REQUIRED WORK> Search the entries for the word "JSON" and pull out each line that has it.
** BEGIN RAW DATA **
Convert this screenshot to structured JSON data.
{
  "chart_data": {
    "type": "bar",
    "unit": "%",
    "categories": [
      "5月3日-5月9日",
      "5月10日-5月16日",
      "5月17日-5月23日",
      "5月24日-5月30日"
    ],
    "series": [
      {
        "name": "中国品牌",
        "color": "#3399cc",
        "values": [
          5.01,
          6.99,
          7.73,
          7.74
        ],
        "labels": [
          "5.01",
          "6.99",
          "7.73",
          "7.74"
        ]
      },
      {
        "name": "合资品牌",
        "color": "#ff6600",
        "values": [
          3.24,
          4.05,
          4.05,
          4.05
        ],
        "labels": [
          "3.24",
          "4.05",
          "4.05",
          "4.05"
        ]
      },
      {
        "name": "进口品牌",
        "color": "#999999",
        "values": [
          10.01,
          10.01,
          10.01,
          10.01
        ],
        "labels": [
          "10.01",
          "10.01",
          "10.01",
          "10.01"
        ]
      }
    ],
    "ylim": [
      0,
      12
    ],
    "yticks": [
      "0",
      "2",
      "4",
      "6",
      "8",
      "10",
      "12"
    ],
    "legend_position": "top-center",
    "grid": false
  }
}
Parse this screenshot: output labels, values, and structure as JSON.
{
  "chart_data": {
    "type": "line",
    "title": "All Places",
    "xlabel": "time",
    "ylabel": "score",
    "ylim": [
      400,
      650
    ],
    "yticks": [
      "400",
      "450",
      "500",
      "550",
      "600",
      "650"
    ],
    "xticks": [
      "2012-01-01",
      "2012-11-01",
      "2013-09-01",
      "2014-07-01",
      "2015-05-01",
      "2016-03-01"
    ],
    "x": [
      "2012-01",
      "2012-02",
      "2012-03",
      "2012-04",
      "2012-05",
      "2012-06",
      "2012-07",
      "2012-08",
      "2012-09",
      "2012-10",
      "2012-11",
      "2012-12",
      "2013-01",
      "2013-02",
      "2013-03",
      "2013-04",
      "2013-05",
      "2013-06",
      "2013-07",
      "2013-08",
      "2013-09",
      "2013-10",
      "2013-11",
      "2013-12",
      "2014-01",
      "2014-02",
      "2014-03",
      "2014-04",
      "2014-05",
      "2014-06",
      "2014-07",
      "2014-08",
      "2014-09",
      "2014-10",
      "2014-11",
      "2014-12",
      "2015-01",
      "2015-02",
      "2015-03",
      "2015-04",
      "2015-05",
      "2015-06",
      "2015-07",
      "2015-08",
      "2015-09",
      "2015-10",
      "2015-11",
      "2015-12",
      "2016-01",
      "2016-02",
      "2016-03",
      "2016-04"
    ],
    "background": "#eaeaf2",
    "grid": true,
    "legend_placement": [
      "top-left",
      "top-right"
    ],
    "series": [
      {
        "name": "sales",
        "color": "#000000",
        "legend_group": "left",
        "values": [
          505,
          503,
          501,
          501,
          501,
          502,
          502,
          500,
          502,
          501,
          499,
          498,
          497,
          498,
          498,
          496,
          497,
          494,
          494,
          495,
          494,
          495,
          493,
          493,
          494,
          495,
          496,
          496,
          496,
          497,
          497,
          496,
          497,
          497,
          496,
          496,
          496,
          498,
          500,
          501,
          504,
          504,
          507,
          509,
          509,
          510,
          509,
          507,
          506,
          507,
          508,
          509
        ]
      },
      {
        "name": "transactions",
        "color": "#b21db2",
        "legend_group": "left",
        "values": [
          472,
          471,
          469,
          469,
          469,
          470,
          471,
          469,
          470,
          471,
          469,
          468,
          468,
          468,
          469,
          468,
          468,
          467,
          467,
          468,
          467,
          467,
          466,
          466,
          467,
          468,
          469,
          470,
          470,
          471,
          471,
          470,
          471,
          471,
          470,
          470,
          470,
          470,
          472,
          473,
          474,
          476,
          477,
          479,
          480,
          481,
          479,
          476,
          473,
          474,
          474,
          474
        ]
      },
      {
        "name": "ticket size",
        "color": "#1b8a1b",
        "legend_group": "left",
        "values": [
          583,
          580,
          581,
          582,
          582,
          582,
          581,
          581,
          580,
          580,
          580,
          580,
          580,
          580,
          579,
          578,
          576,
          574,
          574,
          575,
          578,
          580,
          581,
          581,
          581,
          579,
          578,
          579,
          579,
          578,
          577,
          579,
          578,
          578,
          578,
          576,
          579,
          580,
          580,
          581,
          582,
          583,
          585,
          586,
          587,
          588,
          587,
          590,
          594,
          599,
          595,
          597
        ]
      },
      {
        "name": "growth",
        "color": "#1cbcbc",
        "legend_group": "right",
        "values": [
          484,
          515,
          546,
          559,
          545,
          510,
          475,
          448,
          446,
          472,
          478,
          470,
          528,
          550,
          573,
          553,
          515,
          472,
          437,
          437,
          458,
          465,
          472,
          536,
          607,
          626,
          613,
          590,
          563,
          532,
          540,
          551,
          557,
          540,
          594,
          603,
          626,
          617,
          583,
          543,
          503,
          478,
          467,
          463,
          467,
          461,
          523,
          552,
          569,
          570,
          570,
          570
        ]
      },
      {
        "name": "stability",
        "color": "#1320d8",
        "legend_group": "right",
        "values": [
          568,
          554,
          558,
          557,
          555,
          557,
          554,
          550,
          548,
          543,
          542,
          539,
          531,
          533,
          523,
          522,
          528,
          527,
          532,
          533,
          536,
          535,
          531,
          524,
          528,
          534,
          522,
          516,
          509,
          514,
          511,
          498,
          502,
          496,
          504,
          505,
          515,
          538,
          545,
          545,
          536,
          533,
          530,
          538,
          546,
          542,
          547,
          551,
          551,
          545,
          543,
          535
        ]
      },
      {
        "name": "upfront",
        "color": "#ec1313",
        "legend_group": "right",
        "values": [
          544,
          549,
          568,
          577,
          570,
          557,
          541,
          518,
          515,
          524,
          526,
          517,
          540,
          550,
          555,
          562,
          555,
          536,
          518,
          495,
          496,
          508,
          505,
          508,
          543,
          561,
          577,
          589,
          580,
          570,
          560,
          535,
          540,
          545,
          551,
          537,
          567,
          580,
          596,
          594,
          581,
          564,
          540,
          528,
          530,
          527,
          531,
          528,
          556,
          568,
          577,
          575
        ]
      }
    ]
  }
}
** END RAW DATA **
CORRECT OUTPUT>
Convert this screenshot to structured JSON data.
Parse this screenshot: output labels, values, and structure as JSON.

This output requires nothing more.